---------- Material provided ----------

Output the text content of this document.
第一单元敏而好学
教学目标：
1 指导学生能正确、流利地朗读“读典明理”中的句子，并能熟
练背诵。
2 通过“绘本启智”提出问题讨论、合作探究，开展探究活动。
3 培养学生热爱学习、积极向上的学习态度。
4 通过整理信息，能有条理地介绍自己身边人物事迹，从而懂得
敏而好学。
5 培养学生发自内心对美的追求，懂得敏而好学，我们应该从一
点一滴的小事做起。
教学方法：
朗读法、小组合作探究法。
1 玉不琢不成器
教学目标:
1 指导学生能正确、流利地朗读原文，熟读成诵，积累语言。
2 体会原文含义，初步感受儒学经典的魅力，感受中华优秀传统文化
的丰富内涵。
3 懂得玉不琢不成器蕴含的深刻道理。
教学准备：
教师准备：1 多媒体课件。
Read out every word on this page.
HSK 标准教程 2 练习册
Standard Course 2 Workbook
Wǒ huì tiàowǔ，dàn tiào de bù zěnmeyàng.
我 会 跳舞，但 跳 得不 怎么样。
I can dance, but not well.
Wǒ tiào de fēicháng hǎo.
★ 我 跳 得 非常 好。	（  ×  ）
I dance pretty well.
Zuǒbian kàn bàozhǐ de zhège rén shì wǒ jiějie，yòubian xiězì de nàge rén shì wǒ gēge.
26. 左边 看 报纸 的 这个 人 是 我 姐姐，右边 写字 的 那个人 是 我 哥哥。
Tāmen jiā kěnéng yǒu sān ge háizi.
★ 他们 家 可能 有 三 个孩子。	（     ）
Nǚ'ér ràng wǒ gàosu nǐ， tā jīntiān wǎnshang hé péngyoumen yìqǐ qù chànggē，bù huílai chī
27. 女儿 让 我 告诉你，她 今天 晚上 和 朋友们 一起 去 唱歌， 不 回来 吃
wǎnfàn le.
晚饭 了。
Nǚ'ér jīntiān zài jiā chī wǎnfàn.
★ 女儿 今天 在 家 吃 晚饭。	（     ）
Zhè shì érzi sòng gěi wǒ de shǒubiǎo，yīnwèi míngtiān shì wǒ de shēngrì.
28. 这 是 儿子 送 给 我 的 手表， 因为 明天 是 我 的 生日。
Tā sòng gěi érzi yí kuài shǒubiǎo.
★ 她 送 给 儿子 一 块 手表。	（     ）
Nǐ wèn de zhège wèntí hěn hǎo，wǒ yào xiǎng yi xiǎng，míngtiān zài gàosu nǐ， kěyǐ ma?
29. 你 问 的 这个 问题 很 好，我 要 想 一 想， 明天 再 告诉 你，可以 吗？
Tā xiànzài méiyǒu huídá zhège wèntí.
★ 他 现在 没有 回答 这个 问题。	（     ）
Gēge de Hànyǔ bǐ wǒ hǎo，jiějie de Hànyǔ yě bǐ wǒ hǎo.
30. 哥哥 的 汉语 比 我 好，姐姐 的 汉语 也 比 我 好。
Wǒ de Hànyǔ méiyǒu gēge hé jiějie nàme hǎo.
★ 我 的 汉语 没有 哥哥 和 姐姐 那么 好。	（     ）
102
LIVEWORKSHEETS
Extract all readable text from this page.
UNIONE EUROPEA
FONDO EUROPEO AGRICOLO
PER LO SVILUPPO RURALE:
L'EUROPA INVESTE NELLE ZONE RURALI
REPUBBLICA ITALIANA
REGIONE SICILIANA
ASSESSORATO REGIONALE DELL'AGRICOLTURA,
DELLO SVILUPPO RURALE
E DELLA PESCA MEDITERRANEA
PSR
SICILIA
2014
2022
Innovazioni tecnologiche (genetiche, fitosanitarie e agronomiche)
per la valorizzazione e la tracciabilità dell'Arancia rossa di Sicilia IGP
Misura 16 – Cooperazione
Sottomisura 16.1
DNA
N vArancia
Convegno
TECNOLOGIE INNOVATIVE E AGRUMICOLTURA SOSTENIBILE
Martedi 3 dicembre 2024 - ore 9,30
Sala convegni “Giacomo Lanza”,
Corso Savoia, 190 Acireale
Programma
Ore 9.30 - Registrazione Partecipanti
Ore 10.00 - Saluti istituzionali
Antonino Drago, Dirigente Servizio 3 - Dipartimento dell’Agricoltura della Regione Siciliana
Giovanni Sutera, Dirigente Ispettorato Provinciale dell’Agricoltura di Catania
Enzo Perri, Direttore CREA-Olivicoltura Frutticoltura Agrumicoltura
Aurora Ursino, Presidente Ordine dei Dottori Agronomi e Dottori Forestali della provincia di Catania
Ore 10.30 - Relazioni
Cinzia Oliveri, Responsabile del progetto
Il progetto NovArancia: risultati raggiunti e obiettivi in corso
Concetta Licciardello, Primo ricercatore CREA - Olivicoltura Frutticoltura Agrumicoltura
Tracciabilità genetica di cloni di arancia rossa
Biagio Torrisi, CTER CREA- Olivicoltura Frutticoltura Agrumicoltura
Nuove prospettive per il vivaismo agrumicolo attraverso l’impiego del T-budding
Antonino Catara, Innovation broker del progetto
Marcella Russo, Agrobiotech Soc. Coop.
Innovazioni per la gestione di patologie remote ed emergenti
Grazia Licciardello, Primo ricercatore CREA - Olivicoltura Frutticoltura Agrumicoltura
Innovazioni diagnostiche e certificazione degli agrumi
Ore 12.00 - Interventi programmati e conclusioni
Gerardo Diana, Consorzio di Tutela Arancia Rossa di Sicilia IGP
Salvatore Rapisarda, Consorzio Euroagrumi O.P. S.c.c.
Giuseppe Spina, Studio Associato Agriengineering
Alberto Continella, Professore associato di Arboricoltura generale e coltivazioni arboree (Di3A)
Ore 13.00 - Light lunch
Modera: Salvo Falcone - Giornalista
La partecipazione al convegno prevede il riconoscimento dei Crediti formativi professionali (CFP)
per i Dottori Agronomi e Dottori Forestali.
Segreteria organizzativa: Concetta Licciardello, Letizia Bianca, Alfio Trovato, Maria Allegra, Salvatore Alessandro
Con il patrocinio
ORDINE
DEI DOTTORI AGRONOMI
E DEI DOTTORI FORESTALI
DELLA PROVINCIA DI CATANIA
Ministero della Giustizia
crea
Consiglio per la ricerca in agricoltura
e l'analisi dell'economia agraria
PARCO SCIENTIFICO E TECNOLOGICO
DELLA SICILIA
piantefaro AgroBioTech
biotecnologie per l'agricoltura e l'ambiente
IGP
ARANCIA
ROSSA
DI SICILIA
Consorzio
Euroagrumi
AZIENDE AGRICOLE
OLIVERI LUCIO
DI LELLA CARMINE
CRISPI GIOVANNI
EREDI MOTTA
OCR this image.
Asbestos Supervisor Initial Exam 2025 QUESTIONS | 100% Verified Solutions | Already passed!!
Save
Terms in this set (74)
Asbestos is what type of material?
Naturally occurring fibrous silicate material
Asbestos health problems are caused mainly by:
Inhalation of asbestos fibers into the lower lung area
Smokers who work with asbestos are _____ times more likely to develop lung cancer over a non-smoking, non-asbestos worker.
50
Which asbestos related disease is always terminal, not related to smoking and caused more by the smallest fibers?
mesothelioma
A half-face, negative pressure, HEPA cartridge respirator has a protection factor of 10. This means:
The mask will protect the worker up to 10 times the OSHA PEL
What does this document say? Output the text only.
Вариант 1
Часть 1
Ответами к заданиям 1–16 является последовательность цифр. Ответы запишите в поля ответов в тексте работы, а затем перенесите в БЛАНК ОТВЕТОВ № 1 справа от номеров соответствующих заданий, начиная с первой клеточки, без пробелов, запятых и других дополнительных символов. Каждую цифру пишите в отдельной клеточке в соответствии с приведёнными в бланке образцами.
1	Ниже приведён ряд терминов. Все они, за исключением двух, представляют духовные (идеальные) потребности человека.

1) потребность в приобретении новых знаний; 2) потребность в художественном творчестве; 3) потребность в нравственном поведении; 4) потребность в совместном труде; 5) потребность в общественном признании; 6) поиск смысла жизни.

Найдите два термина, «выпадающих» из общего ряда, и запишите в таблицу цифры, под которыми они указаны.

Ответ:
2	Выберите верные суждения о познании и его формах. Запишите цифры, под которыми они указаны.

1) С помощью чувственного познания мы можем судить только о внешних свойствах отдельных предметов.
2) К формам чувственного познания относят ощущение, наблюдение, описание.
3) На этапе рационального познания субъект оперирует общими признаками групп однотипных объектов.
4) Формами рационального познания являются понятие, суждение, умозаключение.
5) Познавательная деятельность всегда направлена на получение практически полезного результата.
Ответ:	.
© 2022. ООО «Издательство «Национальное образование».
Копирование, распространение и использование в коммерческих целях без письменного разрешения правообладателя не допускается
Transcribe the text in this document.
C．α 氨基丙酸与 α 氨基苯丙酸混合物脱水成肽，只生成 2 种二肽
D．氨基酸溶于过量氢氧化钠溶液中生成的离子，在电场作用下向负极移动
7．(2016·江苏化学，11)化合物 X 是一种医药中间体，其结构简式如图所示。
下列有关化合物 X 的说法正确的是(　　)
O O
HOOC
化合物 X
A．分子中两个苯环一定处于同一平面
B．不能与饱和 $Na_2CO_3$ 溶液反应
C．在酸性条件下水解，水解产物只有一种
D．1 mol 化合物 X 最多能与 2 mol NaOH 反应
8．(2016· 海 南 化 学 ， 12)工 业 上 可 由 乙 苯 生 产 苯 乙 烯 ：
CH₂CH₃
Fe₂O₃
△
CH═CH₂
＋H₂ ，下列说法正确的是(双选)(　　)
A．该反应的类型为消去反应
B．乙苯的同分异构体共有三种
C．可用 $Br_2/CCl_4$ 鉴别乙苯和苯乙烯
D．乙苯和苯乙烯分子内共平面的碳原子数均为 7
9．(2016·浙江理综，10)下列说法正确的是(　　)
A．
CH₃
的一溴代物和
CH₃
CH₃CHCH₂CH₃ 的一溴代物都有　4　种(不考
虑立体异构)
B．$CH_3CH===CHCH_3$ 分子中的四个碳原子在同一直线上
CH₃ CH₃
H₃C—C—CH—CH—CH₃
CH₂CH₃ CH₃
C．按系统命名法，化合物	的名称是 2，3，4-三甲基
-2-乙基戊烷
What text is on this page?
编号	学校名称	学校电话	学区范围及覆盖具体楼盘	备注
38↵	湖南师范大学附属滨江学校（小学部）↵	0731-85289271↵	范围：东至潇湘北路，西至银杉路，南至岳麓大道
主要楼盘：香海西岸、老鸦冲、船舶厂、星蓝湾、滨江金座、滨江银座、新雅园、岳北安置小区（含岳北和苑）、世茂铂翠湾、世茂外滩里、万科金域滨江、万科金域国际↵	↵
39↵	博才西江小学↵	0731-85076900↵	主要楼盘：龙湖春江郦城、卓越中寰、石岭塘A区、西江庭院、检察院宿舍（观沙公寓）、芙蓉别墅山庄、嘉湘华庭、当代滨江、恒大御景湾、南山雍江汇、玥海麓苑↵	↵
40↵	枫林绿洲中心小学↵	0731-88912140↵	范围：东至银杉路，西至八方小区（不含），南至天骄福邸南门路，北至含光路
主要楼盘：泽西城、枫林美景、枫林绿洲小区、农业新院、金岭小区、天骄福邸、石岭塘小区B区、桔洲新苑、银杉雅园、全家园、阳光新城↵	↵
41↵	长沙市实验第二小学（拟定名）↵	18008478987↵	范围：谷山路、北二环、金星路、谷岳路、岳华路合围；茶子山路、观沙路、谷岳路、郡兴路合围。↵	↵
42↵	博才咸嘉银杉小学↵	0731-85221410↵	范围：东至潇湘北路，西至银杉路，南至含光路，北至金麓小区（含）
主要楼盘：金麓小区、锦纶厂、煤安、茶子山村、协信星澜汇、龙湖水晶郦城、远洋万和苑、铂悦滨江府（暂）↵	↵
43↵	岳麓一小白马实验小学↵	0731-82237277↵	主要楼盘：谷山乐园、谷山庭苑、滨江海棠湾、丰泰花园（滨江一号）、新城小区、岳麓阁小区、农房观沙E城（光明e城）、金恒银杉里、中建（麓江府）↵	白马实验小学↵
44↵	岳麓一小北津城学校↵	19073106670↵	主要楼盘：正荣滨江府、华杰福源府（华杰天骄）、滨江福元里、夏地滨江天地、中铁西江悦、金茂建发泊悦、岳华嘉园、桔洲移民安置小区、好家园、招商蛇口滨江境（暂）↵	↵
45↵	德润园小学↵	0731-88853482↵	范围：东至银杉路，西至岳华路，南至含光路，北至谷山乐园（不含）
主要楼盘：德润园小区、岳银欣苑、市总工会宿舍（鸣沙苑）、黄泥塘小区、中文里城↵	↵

----------

- Short exercise -
Examine the entries and report how many of their lines contain the string "shǒubiǎo", giving no more than the number.

- Response below -
2